__What you are asked to do__: Each record below is to be copied word for word, with pictures removed.

__Material provided__:
━━━━━━

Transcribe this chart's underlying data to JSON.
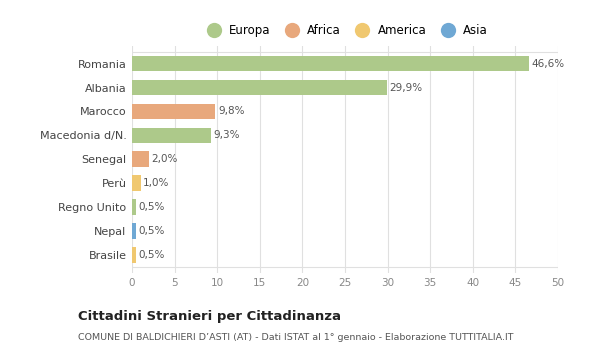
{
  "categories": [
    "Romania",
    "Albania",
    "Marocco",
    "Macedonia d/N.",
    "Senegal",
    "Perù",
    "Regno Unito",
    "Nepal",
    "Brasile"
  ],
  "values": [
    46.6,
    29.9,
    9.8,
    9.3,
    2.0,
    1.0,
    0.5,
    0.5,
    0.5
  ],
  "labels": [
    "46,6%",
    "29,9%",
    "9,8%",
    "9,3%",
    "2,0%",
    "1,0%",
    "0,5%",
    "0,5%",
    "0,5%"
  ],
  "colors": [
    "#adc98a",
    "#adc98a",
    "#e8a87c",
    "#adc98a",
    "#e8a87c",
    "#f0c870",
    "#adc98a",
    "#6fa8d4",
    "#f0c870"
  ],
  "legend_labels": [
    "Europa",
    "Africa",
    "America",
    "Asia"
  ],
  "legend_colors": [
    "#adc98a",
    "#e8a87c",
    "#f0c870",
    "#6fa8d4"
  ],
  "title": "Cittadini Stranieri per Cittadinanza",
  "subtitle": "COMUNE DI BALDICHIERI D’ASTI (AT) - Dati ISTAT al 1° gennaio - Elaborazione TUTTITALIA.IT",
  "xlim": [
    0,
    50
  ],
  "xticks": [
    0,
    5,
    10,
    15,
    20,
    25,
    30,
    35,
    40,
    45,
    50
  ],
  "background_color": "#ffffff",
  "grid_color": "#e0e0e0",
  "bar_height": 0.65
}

━━━━━━

__Task answer__:
Transcribe this chart's underlying data to JSON.
{
  "categories": [
    "Romania",
    "Albania",
    "Marocco",
    "Macedonia d/N.",
    "Senegal",
    "Perù",
    "Regno Unito",
    "Nepal",
    "Brasile"
  ],
  "values": [
    46.6,
    29.9,
    9.8,
    9.3,
    2.0,
    1.0,
    0.5,
    0.5,
    0.5
  ],
  "labels": [
    "46,6%",
    "29,9%",
    "9,8%",
    "9,3%",
    "2,0%",
    "1,0%",
    "0,5%",
    "0,5%",
    "0,5%"
  ],
  "colors": [
    "#adc98a",
    "#adc98a",
    "#e8a87c",
    "#adc98a",
    "#e8a87c",
    "#f0c870",
    "#adc98a",
    "#6fa8d4",
    "#f0c870"
  ],
  "legend_labels": [
    "Europa",
    "Africa",
    "America",
    "Asia"
  ],
  "legend_colors": [
    "#adc98a",
    "#e8a87c",
    "#f0c870",
    "#6fa8d4"
  ],
  "title": "Cittadini Stranieri per Cittadinanza",
  "subtitle": "COMUNE DI BALDICHIERI D’ASTI (AT) - Dati ISTAT al 1° gennaio - Elaborazione TUTTITALIA.IT",
  "xlim": [
    0,
    50
  ],
  "xticks": [
    0,
    5,
    10,
    15,
    20,
    25,
    30,
    35,
    40,
    45,
    50
  ],
  "background_color": "#ffffff",
  "grid_color": "#e0e0e0",
  "bar_height": 0.65
}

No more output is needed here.